Data extracted from a collection
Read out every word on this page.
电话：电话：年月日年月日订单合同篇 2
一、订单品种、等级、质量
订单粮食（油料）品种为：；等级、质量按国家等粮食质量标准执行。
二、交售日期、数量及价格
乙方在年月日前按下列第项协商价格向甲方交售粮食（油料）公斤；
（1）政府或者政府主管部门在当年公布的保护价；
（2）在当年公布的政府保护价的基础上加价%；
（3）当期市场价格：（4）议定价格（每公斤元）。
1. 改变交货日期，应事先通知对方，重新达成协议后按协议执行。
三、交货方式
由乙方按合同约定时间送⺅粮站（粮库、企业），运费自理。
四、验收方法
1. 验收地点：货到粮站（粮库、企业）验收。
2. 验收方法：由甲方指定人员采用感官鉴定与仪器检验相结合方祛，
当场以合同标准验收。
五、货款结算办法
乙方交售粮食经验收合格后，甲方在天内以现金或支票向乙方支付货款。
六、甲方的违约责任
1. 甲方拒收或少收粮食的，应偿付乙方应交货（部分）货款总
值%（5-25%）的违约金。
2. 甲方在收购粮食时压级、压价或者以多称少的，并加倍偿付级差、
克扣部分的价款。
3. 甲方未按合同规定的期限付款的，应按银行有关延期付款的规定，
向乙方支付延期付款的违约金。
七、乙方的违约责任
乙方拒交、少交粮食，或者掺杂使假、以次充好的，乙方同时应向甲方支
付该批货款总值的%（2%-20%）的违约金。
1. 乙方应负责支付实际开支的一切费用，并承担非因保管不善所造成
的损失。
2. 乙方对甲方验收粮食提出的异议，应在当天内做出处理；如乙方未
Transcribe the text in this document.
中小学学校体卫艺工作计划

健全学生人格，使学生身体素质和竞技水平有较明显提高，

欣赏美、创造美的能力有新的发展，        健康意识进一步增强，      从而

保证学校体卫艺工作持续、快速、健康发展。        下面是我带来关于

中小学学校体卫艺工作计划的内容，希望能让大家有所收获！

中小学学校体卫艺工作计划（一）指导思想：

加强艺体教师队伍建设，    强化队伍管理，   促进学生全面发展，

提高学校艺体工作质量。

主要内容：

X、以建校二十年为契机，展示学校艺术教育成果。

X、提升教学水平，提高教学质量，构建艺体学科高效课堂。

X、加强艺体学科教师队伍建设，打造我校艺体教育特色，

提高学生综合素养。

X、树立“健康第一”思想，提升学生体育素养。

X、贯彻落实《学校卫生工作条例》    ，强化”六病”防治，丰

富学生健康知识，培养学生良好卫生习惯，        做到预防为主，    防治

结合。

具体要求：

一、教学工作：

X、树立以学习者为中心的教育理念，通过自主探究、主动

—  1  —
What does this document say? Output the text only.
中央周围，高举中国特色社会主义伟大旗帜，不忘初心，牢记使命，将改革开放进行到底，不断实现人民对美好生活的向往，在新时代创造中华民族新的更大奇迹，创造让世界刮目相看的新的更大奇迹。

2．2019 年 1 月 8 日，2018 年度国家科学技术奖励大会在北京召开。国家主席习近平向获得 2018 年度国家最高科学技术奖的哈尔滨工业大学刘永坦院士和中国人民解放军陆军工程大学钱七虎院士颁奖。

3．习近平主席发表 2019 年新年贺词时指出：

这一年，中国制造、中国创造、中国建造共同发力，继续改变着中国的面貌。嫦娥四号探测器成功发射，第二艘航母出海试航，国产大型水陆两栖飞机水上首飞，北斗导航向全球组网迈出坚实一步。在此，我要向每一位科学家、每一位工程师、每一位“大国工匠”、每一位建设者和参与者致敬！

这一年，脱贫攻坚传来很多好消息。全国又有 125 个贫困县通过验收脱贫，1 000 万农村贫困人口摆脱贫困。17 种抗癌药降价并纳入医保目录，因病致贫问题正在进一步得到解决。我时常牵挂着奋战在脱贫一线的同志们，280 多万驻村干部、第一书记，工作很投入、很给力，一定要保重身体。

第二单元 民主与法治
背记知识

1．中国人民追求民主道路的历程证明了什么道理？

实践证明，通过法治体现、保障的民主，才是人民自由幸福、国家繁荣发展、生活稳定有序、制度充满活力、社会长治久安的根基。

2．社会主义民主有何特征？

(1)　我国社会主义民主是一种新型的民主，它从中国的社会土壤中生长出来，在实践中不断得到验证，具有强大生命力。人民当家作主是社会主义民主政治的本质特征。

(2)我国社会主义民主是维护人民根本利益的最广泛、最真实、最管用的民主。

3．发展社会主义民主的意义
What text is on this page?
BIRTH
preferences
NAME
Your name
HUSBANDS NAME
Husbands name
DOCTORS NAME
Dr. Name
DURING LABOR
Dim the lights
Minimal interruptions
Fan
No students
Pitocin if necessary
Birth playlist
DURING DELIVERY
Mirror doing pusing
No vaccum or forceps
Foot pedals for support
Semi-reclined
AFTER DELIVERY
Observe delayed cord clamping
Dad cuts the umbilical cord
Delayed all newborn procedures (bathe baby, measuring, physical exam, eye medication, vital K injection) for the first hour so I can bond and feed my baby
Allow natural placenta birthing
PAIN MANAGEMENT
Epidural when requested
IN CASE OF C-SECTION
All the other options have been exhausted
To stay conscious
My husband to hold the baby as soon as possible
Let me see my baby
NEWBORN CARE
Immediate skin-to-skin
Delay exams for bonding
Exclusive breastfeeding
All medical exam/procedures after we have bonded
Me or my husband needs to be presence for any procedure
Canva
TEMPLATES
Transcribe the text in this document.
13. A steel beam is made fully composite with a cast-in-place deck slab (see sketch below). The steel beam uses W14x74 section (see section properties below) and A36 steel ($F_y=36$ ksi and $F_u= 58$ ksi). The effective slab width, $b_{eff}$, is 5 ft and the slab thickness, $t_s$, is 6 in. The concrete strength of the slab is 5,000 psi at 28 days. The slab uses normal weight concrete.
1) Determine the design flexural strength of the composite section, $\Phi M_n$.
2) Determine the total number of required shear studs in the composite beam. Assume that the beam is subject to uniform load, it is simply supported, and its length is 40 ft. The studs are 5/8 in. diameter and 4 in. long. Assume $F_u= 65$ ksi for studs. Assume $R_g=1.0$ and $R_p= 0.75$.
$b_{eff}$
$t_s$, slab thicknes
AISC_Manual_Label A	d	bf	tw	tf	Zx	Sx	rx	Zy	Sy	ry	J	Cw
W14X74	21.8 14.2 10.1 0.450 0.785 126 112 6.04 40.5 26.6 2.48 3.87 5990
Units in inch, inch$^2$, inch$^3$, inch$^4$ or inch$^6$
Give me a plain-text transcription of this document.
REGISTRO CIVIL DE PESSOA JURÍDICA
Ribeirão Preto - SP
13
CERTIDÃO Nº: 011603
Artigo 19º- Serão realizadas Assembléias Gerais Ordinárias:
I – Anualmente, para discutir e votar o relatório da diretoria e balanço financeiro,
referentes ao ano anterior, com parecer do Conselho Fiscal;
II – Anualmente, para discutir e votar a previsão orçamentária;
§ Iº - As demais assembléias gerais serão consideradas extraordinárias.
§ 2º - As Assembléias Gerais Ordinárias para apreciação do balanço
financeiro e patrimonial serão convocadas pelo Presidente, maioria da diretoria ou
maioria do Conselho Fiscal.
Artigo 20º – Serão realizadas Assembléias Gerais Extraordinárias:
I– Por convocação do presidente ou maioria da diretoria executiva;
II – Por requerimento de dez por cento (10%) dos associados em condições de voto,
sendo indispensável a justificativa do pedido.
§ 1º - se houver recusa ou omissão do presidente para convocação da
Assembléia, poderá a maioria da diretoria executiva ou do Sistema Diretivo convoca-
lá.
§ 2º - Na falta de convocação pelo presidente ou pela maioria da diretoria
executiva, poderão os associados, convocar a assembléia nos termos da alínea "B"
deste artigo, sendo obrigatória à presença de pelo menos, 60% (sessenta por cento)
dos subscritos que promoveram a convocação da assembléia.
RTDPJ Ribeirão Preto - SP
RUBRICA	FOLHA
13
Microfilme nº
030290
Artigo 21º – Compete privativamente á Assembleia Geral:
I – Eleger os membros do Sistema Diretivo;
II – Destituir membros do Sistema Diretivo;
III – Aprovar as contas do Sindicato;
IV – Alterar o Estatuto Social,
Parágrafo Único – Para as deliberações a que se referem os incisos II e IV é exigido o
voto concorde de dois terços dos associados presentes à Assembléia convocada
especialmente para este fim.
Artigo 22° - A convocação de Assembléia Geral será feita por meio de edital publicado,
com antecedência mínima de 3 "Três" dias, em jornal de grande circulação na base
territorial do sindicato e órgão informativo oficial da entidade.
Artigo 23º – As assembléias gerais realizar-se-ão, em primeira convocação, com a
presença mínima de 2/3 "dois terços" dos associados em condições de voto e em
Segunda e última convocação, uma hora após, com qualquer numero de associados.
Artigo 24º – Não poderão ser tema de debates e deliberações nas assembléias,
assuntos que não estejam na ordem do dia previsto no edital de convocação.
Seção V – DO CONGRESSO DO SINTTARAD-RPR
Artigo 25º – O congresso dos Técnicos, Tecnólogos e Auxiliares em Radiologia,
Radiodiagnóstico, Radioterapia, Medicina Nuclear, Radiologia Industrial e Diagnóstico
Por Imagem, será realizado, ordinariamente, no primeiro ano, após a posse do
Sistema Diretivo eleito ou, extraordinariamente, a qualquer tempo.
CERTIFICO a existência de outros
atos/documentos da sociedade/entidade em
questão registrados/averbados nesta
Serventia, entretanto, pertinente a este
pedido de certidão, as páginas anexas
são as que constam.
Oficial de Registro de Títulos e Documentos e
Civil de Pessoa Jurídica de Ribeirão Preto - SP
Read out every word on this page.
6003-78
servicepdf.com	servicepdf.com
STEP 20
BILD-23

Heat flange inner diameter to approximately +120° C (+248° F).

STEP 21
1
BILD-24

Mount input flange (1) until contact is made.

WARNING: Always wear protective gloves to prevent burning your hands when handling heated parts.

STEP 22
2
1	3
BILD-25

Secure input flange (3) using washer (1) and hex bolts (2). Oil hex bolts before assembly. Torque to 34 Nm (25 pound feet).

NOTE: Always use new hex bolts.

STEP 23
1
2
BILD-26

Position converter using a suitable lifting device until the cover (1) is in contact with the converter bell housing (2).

# Exercise aim:
Lines containing the word "deliberações" must all be returned from the material above.

# Exercise solution:
Parágrafo Único – Para as deliberações a que se referem os incisos II e IV é exigido o
Artigo 24º – Não poderão ser tema de debates e deliberações nas assembléias,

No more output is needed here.